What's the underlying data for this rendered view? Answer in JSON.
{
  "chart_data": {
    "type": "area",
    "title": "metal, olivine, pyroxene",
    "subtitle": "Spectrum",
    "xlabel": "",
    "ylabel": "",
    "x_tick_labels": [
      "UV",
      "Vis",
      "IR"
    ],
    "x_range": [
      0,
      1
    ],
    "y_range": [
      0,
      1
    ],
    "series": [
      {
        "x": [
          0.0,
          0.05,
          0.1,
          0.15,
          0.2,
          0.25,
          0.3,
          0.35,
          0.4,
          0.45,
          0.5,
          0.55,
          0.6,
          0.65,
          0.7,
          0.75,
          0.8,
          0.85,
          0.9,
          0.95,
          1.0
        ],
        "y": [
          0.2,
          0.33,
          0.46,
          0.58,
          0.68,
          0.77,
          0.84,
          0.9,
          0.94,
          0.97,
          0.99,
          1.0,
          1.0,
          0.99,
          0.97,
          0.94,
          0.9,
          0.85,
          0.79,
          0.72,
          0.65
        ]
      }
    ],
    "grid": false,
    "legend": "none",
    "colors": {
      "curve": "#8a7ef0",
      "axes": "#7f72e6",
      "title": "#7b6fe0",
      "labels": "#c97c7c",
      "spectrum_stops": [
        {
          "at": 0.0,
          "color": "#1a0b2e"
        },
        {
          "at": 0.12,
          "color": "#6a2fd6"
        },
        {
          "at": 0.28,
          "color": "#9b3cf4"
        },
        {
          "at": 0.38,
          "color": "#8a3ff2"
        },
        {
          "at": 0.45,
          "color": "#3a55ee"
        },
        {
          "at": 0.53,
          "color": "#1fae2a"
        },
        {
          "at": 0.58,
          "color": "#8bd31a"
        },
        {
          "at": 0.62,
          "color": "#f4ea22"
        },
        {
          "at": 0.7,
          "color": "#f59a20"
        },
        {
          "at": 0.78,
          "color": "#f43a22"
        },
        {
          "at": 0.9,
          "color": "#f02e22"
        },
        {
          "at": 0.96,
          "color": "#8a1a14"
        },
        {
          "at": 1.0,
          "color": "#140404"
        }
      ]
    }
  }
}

════════════════════

AIM:
Repeat all the entries exactly as given.

RESULT OF THIS EXERCISE:
What's the underlying data for this rendered view? Answer in JSON.
{
  "chart_data": {
    "type": "area",
    "title": "metal, olivine, pyroxene",
    "subtitle": "Spectrum",
    "xlabel": "",
    "ylabel": "",
    "x_tick_labels": [
      "UV",
      "Vis",
      "IR"
    ],
    "x_range": [
      0,
      1
    ],
    "y_range": [
      0,
      1
    ],
    "series": [
      {
        "x": [
          0.0,
          0.05,
          0.1,
          0.15,
          0.2,
          0.25,
          0.3,
          0.35,
          0.4,
          0.45,
          0.5,
          0.55,
          0.6,
          0.65,
          0.7,
          0.75,
          0.8,
          0.85,
          0.9,
          0.95,
          1.0
        ],
        "y": [
          0.2,
          0.33,
          0.46,
          0.58,
          0.68,
          0.77,
          0.84,
          0.9,
          0.94,
          0.97,
          0.99,
          1.0,
          1.0,
          0.99,
          0.97,
          0.94,
          0.9,
          0.85,
          0.79,
          0.72,
          0.65
        ]
      }
    ],
    "grid": false,
    "legend": "none",
    "colors": {
      "curve": "#8a7ef0",
      "axes": "#7f72e6",
      "title": "#7b6fe0",
      "labels": "#c97c7c",
      "spectrum_stops": [
        {
          "at": 0.0,
          "color": "#1a0b2e"
        },
        {
          "at": 0.12,
          "color": "#6a2fd6"
        },
        {
          "at": 0.28,
          "color": "#9b3cf4"
        },
        {
          "at": 0.38,
          "color": "#8a3ff2"
        },
        {
          "at": 0.45,
          "color": "#3a55ee"
        },
        {
          "at": 0.53,
          "color": "#1fae2a"
        },
        {
          "at": 0.58,
          "color": "#8bd31a"
        },
        {
          "at": 0.62,
          "color": "#f4ea22"
        },
        {
          "at": 0.7,
          "color": "#f59a20"
        },
        {
          "at": 0.78,
          "color": "#f43a22"
        },
        {
          "at": 0.9,
          "color": "#f02e22"
        },
        {
          "at": 0.96,
          "color": "#8a1a14"
        },
        {
          "at": 1.0,
          "color": "#140404"
        }
      ]
    }
  }
}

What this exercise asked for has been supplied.